### GIVEN TASK
Reproduce the records below with every occurrence of "interactable" swapped for "clickable" and all other text left unchanged. Leave the pictures out of your answer.

>> START

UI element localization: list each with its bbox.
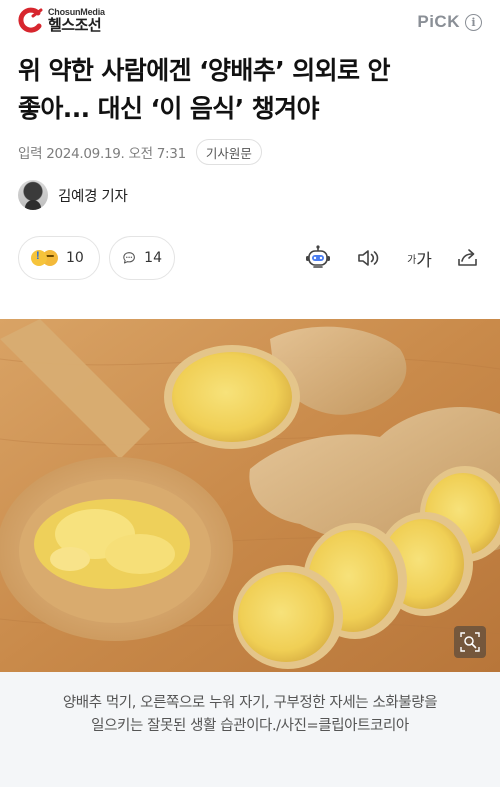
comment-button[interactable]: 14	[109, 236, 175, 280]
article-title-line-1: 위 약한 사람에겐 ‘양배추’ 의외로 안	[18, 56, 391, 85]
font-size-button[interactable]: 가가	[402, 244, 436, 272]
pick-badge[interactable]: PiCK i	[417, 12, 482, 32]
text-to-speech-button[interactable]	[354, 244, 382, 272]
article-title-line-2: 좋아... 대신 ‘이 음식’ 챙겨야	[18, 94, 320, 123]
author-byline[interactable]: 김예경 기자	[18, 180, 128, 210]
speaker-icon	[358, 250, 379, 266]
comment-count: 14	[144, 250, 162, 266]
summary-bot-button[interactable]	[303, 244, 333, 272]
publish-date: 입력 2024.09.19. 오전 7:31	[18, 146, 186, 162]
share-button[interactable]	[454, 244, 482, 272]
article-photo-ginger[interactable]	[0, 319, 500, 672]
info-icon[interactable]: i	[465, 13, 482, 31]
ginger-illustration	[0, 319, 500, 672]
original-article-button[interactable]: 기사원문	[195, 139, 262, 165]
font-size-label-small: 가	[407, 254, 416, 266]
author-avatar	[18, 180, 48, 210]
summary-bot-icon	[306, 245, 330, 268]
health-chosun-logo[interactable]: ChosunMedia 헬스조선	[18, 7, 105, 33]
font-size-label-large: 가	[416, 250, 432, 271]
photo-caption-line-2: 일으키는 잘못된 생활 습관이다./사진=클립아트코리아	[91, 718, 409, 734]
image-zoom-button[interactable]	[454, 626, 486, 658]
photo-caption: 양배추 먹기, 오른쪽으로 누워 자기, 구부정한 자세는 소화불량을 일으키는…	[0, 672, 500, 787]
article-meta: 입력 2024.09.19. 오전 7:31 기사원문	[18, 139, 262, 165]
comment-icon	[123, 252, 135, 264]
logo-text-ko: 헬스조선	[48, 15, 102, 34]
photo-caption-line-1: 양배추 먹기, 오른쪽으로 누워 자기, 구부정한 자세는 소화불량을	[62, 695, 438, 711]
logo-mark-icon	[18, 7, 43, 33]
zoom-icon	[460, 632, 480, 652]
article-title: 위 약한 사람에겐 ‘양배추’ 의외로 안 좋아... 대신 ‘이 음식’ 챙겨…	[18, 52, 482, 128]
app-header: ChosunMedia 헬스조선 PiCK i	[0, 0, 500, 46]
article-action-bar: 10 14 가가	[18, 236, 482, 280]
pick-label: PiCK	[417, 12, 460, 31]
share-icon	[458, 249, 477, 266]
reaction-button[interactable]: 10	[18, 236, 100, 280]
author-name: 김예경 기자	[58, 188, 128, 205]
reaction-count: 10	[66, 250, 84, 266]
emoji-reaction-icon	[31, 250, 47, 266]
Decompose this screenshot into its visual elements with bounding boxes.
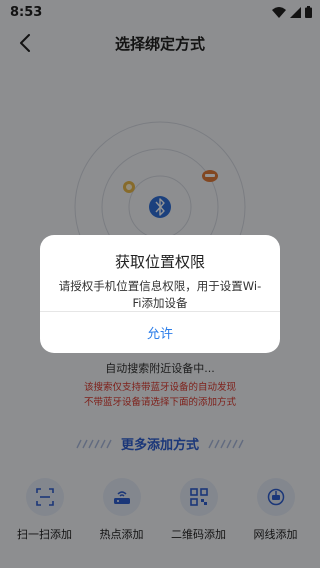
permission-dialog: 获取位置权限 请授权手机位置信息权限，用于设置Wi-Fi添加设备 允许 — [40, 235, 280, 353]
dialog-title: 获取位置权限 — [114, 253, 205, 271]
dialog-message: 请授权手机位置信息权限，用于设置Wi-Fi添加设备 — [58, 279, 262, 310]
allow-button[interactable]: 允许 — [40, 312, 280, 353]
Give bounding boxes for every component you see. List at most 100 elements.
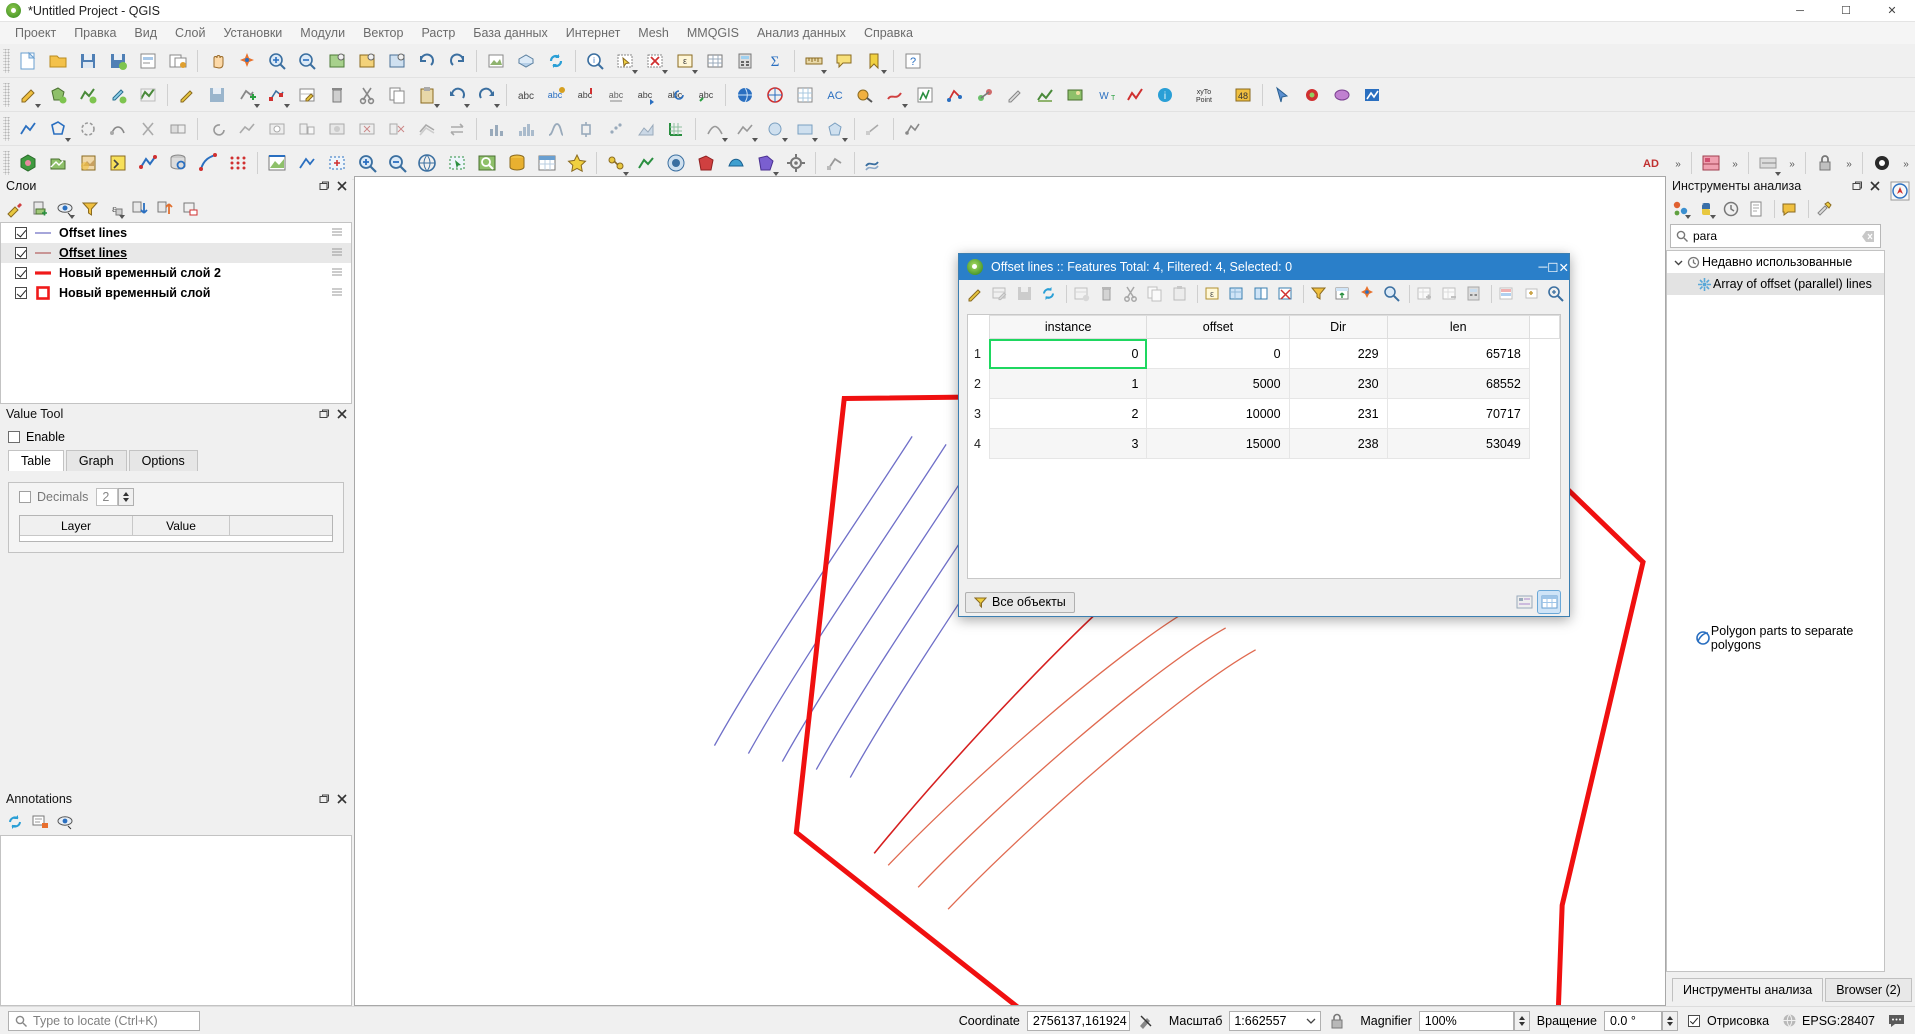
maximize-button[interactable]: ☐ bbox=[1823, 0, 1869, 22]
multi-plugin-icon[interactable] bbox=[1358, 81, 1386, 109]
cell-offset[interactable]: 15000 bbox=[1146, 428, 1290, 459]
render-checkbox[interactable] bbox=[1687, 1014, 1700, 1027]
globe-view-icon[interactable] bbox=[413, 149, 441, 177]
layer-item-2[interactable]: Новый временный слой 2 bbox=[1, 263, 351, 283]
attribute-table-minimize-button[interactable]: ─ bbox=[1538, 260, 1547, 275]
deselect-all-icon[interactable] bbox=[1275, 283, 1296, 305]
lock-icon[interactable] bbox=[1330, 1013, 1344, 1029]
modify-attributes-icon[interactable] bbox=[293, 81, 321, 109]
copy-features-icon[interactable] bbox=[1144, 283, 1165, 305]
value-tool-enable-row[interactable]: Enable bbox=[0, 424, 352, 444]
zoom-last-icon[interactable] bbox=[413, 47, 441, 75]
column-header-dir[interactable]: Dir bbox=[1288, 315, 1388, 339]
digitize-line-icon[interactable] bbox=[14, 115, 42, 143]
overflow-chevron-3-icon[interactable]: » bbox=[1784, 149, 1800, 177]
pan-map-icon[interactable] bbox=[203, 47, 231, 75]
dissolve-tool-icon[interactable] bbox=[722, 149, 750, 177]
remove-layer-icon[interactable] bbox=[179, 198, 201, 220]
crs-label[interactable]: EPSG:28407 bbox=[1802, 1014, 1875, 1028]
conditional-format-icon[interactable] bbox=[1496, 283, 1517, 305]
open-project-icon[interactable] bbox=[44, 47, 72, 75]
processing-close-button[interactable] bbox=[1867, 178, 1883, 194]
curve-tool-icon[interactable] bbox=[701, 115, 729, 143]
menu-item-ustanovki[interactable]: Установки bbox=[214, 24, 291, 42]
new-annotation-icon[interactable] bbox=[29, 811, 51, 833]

>> END

### SOLUTION
UI element localization: list each with its bbox.
comment-button[clickable]: 14	[109, 236, 175, 280]
article-title-line-1: 위 약한 사람에겐 ‘양배추’ 의외로 안	[18, 56, 391, 85]
font-size-button[clickable]: 가가	[402, 244, 436, 272]
pick-badge[clickable]: PiCK i	[417, 12, 482, 32]
text-to-speech-button[clickable]	[354, 244, 382, 272]
article-title-line-2: 좋아... 대신 ‘이 음식’ 챙겨야	[18, 94, 320, 123]
author-byline[clickable]: 김예경 기자	[18, 180, 128, 210]
speaker-icon	[358, 250, 379, 266]
comment-count: 14	[144, 250, 162, 266]
summary-bot-button[clickable]	[303, 244, 333, 272]
publish-date: 입력 2024.09.19. 오전 7:31	[18, 146, 186, 162]
share-button[clickable]	[454, 244, 482, 272]
article-photo-ginger[clickable]	[0, 319, 500, 672]
info-icon[clickable]: i	[465, 13, 482, 31]
ginger-illustration	[0, 319, 500, 672]
original-article-button[clickable]: 기사원문	[195, 139, 262, 165]
font-size-label-small: 가	[407, 254, 416, 266]
author-avatar	[18, 180, 48, 210]
summary-bot-icon	[306, 245, 330, 268]
health-chosun-logo[clickable]: ChosunMedia 헬스조선	[18, 7, 105, 33]
font-size-label-large: 가	[416, 250, 432, 271]
photo-caption-line-2: 일으키는 잘못된 생활 습관이다./사진=클립아트코리아	[91, 718, 409, 734]
image-zoom-button[clickable]	[454, 626, 486, 658]
photo-caption: 양배추 먹기, 오른쪽으로 누워 자기, 구부정한 자세는 소화불량을 일으키는…	[0, 672, 500, 787]
article-meta: 입력 2024.09.19. 오전 7:31 기사원문	[18, 139, 262, 165]
comment-icon	[123, 252, 135, 264]
logo-text-ko: 헬스조선	[48, 15, 102, 34]
photo-caption-line-1: 양배추 먹기, 오른쪽으로 누워 자기, 구부정한 자세는 소화불량을	[62, 695, 438, 711]
logo-mark-icon	[18, 7, 43, 33]
zoom-icon	[460, 632, 480, 652]
article-title: 위 약한 사람에겐 ‘양배추’ 의외로 안 좋아... 대신 ‘이 음식’ 챙겨…	[18, 52, 482, 128]
app-header: ChosunMedia 헬스조선 PiCK i	[0, 0, 500, 46]
article-action-bar: 10 14 가가	[18, 236, 482, 280]
pick-label: PiCK	[417, 12, 460, 31]
share-icon	[458, 249, 477, 266]
reaction-button[clickable]: 10	[18, 236, 100, 280]
author-name: 김예경 기자	[58, 188, 128, 205]
reaction-count: 10	[66, 250, 84, 266]
emoji-reaction-icon	[31, 250, 47, 266]
Decompose this screenshot into its visual elements with bounding boxes.
permission-dialog: 获取位置权限 请授权手机位置信息权限，用于设置Wi-Fi添加设备 允许 — [40, 235, 280, 353]
dialog-title: 获取位置权限 — [114, 253, 205, 271]
dialog-message: 请授权手机位置信息权限，用于设置Wi-Fi添加设备 — [58, 279, 262, 310]
allow-button[clickable]: 允许 — [40, 312, 280, 353]
Give bounding boxes for every component you see. List at most 100 elements.
maximize-button[clickable]: ☐ bbox=[1823, 0, 1869, 22]
multi-plugin-icon[clickable] bbox=[1358, 81, 1386, 109]
cell-offset[clickable]: 15000 bbox=[1146, 428, 1290, 459]
render-checkbox[clickable] bbox=[1687, 1014, 1700, 1027]
globe-view-icon[clickable] bbox=[413, 149, 441, 177]
layer-item-2[clickable]: Новый временный слой 2 bbox=[1, 263, 351, 283]
attribute-table-minimize-button[clickable]: ─ bbox=[1538, 260, 1547, 275]
deselect-all-icon[clickable] bbox=[1275, 283, 1296, 305]
lock-icon[clickable] bbox=[1330, 1013, 1344, 1029]
modify-attributes-icon[clickable] bbox=[293, 81, 321, 109]
copy-features-icon[clickable] bbox=[1144, 283, 1165, 305]
value-tool-enable-row[clickable]: Enable bbox=[0, 424, 352, 444]
zoom-last-icon[clickable] bbox=[413, 47, 441, 75]
column-header-dir[clickable]: Dir bbox=[1288, 315, 1388, 339]
digitize-line-icon[clickable] bbox=[14, 115, 42, 143]
overflow-chevron-3-icon[clickable]: » bbox=[1784, 149, 1800, 177]
pan-map-icon[clickable] bbox=[203, 47, 231, 75]
dissolve-tool-icon[clickable] bbox=[722, 149, 750, 177]
remove-layer-icon[clickable] bbox=[179, 198, 201, 220]
crs-label[clickable]: EPSG:28407 bbox=[1802, 1014, 1875, 1028]
conditional-format-icon[clickable] bbox=[1496, 283, 1517, 305]
open-project-icon[clickable] bbox=[44, 47, 72, 75]
processing-close-button[clickable] bbox=[1867, 178, 1883, 194]
curve-tool-icon[clickable] bbox=[701, 115, 729, 143]
menu-item-ustanovki[clickable]: Установки bbox=[214, 24, 291, 42]
new-annotation-icon[clickable] bbox=[29, 811, 51, 833]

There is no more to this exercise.